## START

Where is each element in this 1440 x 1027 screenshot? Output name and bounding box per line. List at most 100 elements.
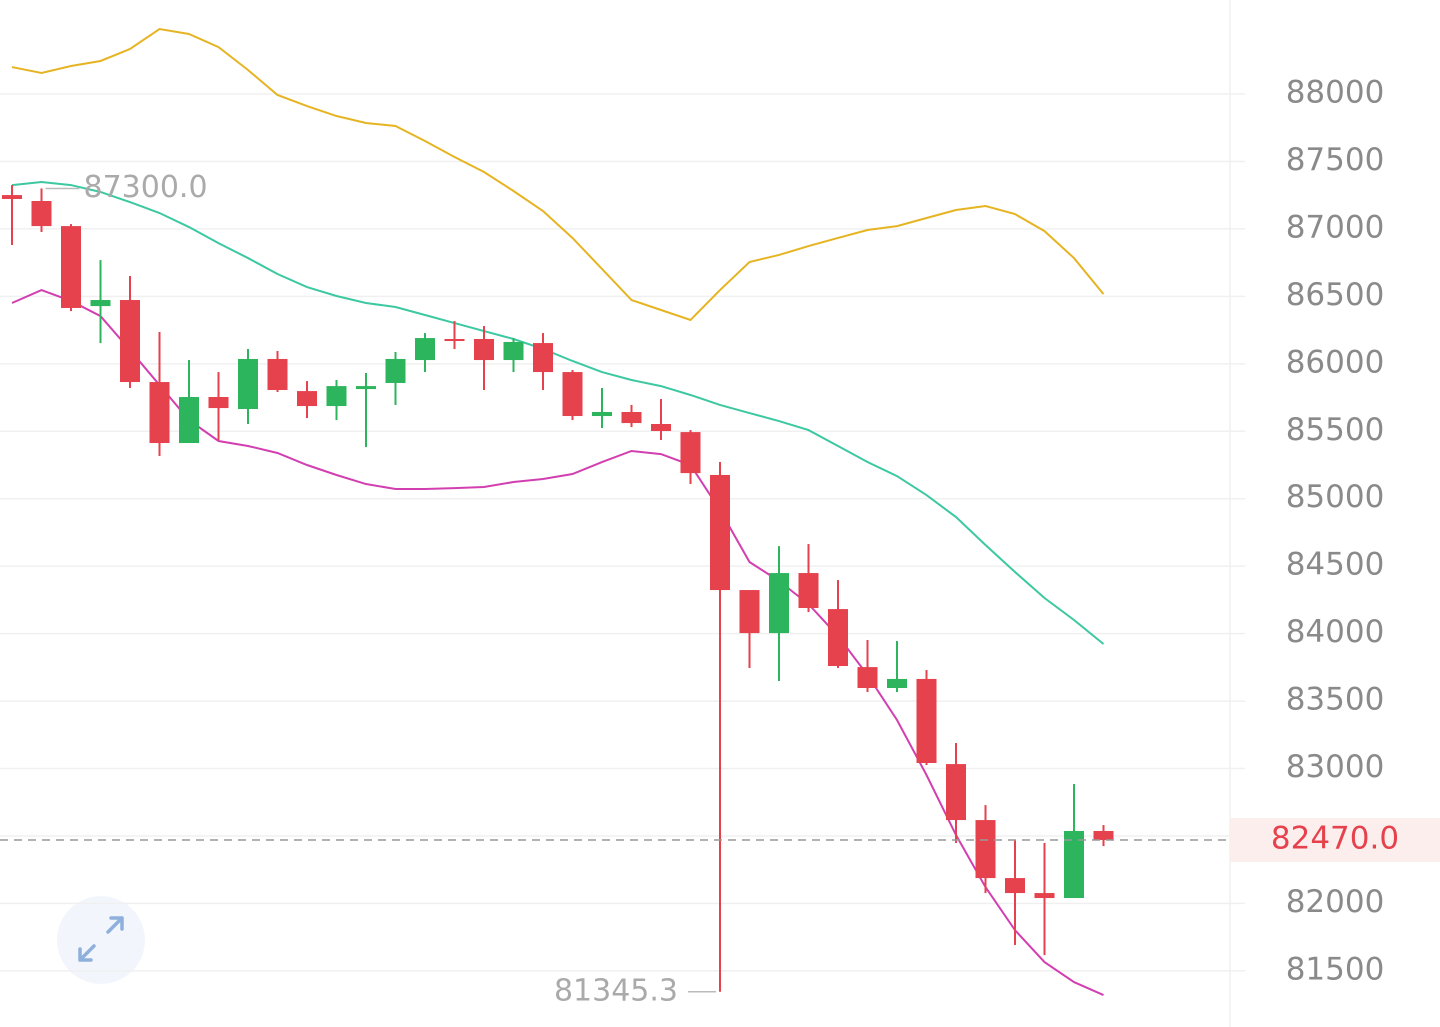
candle-body — [385, 358, 406, 383]
candle — [238, 348, 258, 424]
candle-body — [238, 358, 258, 410]
candle — [208, 372, 229, 441]
candle-body — [769, 573, 789, 634]
candle-body — [149, 382, 170, 444]
y-tick-label: 86500 — [1286, 277, 1385, 313]
candle — [798, 544, 819, 613]
y-tick-label: 88000 — [1286, 75, 1385, 111]
candle — [680, 430, 701, 485]
candle-body — [179, 397, 199, 444]
candle-body — [61, 226, 81, 308]
candle — [975, 805, 996, 894]
candle — [326, 380, 347, 421]
candle — [1093, 825, 1114, 847]
candle-body — [680, 432, 701, 474]
indicator-line — [11, 288, 1104, 996]
candle — [385, 351, 406, 405]
y-tick-label: 81500 — [1286, 951, 1385, 987]
candle — [621, 404, 642, 428]
candle — [739, 590, 760, 669]
candle-body — [710, 474, 730, 591]
candle — [179, 360, 199, 444]
candle-body — [90, 300, 111, 307]
indicator-line — [11, 27, 1105, 322]
candle-body — [1064, 830, 1084, 899]
candle-body — [503, 341, 524, 361]
annotation-label: 87300.0 — [84, 170, 208, 205]
indicator-line — [11, 180, 1105, 645]
candle-body — [592, 411, 612, 417]
candle-body — [444, 339, 465, 342]
candle-body — [1093, 830, 1114, 841]
candle-body — [31, 201, 52, 227]
y-tick-label: 84000 — [1286, 614, 1385, 650]
candle — [592, 387, 612, 429]
candle-body — [798, 573, 819, 608]
candle-body — [533, 343, 553, 373]
candle — [444, 321, 465, 349]
candle-body — [474, 339, 494, 361]
y-tick-label: 83000 — [1286, 749, 1385, 785]
candle-body — [1005, 878, 1025, 894]
y-tick-label: 82000 — [1286, 884, 1385, 920]
candle — [710, 462, 730, 992]
candle — [651, 399, 671, 441]
candle-body — [916, 678, 937, 763]
candle-body — [828, 609, 848, 667]
candle-body — [621, 411, 642, 424]
candle-body — [651, 423, 671, 432]
candle-body — [857, 667, 878, 688]
candle — [1005, 840, 1025, 945]
candle-body — [415, 338, 435, 361]
candle-body — [297, 391, 317, 407]
candle — [887, 641, 907, 693]
candle-body — [326, 386, 347, 407]
expand-button[interactable] — [57, 896, 145, 984]
candle — [857, 639, 878, 693]
candle-body — [1034, 893, 1055, 899]
candle — [31, 188, 52, 233]
candle-body — [120, 300, 140, 383]
candle-body — [975, 820, 996, 879]
candle — [1034, 842, 1055, 956]
candle — [474, 326, 494, 390]
last-price-box — [1230, 818, 1440, 863]
candle — [533, 333, 553, 390]
candle — [90, 260, 111, 344]
y-tick-label: 87000 — [1286, 209, 1385, 245]
candle — [2, 185, 22, 245]
candle-body — [887, 678, 907, 688]
candle — [946, 743, 966, 843]
candle — [503, 338, 524, 373]
y-tick-label: 85500 — [1286, 412, 1385, 448]
candle — [415, 333, 435, 373]
candle-body — [946, 764, 966, 821]
candle — [916, 670, 937, 766]
candle-body — [2, 195, 22, 199]
candle-body — [356, 386, 376, 390]
annotation-label: 81345.3 — [554, 973, 678, 1008]
candle-body — [739, 590, 760, 634]
candle-body — [208, 397, 229, 409]
y-tick-label: 84500 — [1286, 547, 1385, 583]
expand-icon[interactable] — [78, 916, 124, 962]
candle — [61, 224, 81, 312]
y-tick-label: 86000 — [1286, 344, 1385, 380]
candle — [149, 331, 170, 456]
candle — [769, 546, 789, 681]
candle — [267, 351, 288, 393]
candle — [828, 580, 848, 669]
y-tick-label: 83500 — [1286, 682, 1385, 718]
candle — [562, 370, 583, 421]
candle — [297, 381, 317, 419]
last-price-label: 82470.0 — [1271, 821, 1399, 857]
candle — [1064, 784, 1084, 899]
candle-body — [562, 372, 583, 417]
y-tick-label: 85000 — [1286, 479, 1385, 515]
y-tick-label: 87500 — [1286, 142, 1385, 178]
candle — [120, 276, 140, 388]
candle — [356, 373, 376, 448]
candle-body — [267, 358, 288, 390]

## END

* **Task requirements**: Count the lines of the records that contain the string "last", treating uppercase and lowercase as different, and give only the number.

* **Reply**: 2